Do this
Report how many lines of these entries hold the string "Крайнего"; reply with the number alone.

Dataset rows
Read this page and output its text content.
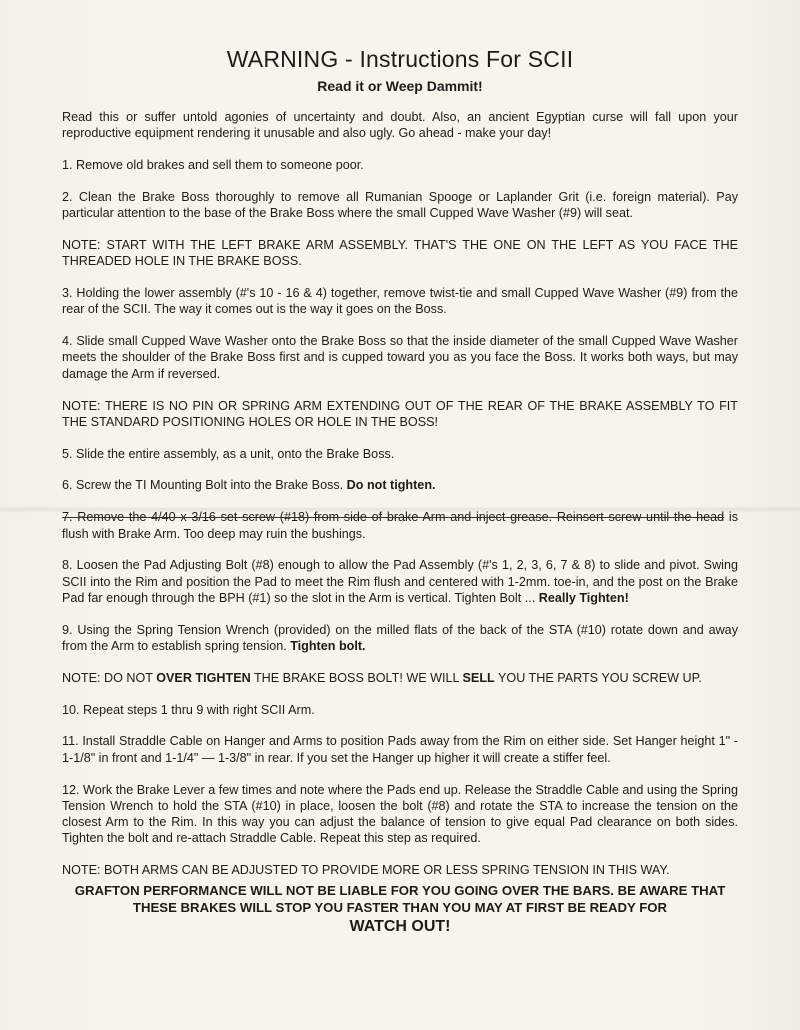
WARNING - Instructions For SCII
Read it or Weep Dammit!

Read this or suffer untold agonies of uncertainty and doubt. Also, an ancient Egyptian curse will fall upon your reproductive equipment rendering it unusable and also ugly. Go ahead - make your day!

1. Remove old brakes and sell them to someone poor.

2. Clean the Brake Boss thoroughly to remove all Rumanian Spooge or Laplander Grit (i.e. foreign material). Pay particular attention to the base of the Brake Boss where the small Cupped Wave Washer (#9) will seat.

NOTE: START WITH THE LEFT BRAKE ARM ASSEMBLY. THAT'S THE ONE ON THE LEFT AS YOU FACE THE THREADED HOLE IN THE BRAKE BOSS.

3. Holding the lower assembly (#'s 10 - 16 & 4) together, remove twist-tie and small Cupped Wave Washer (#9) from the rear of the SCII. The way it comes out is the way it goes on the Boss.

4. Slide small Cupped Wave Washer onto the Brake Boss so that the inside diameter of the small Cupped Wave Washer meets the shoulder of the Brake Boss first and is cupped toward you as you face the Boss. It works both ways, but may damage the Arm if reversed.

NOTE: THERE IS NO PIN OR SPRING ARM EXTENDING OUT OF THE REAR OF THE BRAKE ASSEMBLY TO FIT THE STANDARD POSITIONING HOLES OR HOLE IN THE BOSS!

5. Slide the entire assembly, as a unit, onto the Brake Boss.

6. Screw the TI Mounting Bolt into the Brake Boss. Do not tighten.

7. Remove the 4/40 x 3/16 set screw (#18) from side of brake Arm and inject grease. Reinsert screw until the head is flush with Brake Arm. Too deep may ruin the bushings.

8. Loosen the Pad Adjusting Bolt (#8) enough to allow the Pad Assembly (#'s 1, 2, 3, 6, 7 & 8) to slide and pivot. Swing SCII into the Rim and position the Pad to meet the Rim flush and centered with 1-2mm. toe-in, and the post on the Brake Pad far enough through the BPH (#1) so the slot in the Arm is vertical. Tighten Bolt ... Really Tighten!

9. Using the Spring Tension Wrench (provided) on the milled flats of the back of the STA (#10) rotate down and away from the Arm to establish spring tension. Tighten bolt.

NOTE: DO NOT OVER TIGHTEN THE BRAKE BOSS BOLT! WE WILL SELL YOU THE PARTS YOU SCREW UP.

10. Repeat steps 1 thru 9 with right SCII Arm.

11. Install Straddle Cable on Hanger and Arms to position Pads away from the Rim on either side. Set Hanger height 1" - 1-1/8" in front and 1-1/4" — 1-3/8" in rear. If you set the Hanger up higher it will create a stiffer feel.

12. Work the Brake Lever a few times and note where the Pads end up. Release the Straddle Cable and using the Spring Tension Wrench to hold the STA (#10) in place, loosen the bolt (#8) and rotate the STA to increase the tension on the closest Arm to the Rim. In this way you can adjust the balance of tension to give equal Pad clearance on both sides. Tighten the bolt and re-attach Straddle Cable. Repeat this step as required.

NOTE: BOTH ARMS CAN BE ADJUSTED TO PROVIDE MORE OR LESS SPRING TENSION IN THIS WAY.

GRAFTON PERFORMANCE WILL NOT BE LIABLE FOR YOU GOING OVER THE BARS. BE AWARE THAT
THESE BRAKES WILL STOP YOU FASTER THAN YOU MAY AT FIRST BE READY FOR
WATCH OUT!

...

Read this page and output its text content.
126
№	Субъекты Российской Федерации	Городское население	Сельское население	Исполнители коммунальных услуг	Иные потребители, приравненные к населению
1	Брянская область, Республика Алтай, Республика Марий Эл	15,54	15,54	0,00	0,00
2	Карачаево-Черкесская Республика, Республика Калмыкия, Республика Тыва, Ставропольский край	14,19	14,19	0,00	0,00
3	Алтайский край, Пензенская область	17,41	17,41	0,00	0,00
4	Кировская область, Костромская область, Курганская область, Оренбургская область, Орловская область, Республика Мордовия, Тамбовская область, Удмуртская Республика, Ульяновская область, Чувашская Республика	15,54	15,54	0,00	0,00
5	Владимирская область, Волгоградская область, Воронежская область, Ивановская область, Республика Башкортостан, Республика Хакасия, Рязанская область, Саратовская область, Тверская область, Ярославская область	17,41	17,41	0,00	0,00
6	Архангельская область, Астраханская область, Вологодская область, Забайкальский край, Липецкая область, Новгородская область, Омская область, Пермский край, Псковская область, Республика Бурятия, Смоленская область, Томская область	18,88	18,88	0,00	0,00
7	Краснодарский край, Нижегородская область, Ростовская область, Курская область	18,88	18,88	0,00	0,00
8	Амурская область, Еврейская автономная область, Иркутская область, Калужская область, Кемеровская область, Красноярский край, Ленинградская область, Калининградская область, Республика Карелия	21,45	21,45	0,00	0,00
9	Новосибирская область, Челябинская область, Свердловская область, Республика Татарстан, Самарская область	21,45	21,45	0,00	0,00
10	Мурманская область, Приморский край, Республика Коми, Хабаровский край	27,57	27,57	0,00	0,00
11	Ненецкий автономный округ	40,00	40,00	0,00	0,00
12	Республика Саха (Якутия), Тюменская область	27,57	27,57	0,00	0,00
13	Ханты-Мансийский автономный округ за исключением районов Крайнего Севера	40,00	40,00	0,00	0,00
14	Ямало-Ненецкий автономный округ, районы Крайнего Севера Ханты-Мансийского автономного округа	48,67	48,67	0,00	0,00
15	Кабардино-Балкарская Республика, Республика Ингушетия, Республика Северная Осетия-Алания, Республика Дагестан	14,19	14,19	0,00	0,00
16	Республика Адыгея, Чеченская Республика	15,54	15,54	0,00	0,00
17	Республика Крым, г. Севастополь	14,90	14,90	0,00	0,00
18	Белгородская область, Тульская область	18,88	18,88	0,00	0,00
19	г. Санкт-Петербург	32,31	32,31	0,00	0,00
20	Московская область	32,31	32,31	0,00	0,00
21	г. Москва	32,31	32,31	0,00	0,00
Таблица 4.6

Result of this exercise
2